## Exercise requirements
How many lines in these records hold the string "define"? Reply with the number alone.

## Working data
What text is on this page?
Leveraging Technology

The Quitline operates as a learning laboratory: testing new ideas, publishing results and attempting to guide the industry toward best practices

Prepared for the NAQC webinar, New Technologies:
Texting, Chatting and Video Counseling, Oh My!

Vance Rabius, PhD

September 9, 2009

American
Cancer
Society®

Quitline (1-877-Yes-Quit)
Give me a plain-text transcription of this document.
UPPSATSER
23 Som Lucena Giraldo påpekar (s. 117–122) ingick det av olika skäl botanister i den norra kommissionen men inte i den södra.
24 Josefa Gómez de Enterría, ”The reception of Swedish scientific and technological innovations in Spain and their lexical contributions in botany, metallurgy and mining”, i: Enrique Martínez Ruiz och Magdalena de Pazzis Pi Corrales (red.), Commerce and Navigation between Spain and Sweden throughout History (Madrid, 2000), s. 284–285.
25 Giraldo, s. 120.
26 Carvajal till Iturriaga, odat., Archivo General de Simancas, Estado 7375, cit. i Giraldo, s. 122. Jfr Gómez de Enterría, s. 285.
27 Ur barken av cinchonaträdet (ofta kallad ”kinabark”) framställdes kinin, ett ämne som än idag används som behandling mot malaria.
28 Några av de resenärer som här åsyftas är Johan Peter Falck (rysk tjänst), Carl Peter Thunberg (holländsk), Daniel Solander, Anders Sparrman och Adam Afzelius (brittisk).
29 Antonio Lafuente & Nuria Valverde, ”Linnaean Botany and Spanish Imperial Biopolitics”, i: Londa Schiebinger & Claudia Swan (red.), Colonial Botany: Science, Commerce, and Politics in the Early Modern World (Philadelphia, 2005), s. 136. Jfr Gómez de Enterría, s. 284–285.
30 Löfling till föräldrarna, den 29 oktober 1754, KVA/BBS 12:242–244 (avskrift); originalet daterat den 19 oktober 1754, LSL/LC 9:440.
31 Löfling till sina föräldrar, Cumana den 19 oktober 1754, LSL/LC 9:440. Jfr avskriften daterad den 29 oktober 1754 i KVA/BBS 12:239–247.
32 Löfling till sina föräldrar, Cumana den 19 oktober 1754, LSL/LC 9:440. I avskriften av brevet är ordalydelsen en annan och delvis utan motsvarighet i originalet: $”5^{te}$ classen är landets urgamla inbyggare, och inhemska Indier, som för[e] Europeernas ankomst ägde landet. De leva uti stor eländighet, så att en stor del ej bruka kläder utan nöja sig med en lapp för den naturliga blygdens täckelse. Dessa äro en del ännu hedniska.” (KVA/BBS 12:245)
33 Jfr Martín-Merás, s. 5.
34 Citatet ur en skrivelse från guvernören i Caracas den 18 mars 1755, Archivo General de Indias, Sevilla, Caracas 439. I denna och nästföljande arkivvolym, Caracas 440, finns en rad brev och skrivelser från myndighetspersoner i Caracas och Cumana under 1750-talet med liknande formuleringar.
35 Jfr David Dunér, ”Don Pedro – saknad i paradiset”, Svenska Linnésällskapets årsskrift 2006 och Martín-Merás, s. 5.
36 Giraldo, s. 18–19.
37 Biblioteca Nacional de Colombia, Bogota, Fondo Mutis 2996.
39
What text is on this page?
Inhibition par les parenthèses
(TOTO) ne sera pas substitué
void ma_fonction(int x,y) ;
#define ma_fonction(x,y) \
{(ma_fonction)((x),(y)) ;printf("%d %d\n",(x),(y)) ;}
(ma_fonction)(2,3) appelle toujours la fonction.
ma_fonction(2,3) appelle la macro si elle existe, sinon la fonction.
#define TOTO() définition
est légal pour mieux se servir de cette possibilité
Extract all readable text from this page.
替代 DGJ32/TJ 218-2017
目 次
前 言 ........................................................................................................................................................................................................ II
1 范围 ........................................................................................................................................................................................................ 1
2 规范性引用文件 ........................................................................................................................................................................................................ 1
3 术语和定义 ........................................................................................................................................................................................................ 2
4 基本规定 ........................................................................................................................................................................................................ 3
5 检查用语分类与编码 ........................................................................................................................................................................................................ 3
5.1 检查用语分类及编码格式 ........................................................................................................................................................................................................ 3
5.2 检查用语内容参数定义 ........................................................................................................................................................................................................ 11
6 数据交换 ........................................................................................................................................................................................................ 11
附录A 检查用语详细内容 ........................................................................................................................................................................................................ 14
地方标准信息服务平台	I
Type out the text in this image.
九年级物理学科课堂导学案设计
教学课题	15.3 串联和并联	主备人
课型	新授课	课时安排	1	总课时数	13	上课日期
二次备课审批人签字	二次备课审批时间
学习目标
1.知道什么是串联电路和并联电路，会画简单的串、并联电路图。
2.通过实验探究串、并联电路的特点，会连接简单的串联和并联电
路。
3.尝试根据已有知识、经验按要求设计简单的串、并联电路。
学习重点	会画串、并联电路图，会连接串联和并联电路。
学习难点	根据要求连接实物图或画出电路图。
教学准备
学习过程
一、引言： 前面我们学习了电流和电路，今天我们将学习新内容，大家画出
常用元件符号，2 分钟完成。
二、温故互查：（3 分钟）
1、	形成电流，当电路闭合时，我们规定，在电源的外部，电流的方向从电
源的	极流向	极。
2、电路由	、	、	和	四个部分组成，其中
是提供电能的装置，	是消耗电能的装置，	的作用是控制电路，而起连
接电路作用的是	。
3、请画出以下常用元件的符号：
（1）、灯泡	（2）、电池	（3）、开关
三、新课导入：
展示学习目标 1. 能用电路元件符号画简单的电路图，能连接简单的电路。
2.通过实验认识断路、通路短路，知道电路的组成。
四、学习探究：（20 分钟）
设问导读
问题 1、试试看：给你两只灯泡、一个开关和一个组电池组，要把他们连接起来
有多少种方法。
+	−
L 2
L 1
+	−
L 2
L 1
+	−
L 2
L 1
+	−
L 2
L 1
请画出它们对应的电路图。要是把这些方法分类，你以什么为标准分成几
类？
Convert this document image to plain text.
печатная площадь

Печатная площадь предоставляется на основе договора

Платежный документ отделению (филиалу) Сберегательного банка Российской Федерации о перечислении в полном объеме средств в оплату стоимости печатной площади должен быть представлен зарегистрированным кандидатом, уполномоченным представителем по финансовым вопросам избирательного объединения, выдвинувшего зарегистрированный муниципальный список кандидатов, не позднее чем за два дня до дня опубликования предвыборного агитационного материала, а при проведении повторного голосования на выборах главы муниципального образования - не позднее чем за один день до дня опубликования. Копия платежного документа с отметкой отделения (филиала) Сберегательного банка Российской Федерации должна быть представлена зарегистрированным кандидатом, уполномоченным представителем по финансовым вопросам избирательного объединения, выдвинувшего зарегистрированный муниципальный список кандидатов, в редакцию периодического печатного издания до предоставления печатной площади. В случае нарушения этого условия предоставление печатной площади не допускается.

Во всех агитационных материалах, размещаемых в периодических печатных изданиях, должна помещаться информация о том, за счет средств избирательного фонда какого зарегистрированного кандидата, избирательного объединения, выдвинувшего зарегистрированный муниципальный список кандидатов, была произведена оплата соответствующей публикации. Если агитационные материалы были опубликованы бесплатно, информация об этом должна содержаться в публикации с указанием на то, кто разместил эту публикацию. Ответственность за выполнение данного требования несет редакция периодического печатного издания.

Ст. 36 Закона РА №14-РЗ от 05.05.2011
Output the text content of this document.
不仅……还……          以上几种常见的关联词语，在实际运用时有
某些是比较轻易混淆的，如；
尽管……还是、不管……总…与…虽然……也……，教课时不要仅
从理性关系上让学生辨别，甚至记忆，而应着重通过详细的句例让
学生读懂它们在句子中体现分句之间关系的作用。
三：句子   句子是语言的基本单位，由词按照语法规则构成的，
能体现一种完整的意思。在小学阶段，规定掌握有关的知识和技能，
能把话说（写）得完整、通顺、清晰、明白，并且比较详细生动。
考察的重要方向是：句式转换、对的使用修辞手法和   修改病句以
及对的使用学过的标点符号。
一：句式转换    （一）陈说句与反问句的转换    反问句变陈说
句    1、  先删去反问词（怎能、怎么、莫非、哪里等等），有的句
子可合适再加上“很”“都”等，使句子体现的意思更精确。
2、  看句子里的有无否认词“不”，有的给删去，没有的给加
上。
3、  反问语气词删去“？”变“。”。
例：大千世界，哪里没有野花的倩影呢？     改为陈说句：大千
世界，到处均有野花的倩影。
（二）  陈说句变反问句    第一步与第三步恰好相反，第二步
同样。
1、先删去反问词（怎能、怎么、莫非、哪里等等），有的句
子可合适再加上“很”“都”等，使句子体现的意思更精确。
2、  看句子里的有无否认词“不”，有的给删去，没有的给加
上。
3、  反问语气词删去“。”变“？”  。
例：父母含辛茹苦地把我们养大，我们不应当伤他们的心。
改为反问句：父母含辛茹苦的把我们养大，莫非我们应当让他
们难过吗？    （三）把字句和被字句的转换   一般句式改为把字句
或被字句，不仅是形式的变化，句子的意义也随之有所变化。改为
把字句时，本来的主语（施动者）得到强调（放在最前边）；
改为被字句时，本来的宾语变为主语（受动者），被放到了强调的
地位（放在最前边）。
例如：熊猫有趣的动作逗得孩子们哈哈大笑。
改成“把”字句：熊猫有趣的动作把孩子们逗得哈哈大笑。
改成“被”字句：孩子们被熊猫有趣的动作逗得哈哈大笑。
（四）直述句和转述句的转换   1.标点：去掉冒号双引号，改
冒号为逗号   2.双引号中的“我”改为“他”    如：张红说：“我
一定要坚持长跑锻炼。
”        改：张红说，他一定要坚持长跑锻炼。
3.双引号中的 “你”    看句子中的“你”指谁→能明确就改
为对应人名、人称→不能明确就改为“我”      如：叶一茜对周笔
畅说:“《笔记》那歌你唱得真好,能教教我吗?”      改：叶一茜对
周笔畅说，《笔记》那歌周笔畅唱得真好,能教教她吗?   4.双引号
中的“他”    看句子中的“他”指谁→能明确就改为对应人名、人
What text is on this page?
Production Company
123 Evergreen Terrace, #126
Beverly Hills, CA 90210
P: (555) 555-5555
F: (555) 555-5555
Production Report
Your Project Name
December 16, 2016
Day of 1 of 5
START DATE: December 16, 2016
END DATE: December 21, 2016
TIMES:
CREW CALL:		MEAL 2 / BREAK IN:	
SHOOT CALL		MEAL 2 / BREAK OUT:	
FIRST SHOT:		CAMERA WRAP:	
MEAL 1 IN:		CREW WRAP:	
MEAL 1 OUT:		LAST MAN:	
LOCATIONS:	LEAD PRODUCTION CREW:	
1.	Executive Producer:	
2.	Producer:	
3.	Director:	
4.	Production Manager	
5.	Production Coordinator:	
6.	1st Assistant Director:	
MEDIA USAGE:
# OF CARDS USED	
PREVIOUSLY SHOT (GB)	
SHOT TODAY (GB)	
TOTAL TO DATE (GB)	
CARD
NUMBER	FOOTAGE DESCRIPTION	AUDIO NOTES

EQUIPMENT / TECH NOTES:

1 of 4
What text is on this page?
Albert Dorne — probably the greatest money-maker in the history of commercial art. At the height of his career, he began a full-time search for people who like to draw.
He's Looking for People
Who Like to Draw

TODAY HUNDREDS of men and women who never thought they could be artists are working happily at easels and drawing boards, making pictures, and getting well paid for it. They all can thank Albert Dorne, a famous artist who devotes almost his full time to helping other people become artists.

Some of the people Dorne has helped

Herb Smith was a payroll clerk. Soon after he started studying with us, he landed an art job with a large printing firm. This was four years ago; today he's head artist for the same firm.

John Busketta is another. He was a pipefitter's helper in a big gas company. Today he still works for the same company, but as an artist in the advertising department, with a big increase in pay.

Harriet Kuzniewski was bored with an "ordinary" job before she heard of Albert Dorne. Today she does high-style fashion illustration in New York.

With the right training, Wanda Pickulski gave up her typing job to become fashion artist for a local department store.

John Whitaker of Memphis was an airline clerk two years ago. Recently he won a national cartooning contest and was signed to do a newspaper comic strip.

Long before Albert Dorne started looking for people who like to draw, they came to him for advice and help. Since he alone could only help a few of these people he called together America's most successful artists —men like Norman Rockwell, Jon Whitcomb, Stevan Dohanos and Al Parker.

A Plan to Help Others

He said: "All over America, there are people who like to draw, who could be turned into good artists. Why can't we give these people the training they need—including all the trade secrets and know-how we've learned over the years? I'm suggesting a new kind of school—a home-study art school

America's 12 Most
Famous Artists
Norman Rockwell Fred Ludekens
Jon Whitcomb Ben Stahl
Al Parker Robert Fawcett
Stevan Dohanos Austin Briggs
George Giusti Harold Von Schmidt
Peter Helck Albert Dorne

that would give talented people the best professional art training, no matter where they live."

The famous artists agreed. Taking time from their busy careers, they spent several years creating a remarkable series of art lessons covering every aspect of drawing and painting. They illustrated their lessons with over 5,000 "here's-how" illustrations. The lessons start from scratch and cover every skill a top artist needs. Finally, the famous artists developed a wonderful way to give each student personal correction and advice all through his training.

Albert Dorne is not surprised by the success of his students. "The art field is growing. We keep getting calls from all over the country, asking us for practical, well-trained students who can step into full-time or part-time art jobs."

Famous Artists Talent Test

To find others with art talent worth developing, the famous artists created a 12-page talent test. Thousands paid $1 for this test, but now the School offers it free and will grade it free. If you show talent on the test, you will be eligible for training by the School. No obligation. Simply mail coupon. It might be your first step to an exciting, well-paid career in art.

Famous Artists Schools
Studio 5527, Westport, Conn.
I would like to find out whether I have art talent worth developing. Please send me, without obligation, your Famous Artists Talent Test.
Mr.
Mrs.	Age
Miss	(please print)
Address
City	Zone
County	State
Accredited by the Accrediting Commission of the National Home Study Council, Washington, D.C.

## Answer for the task
2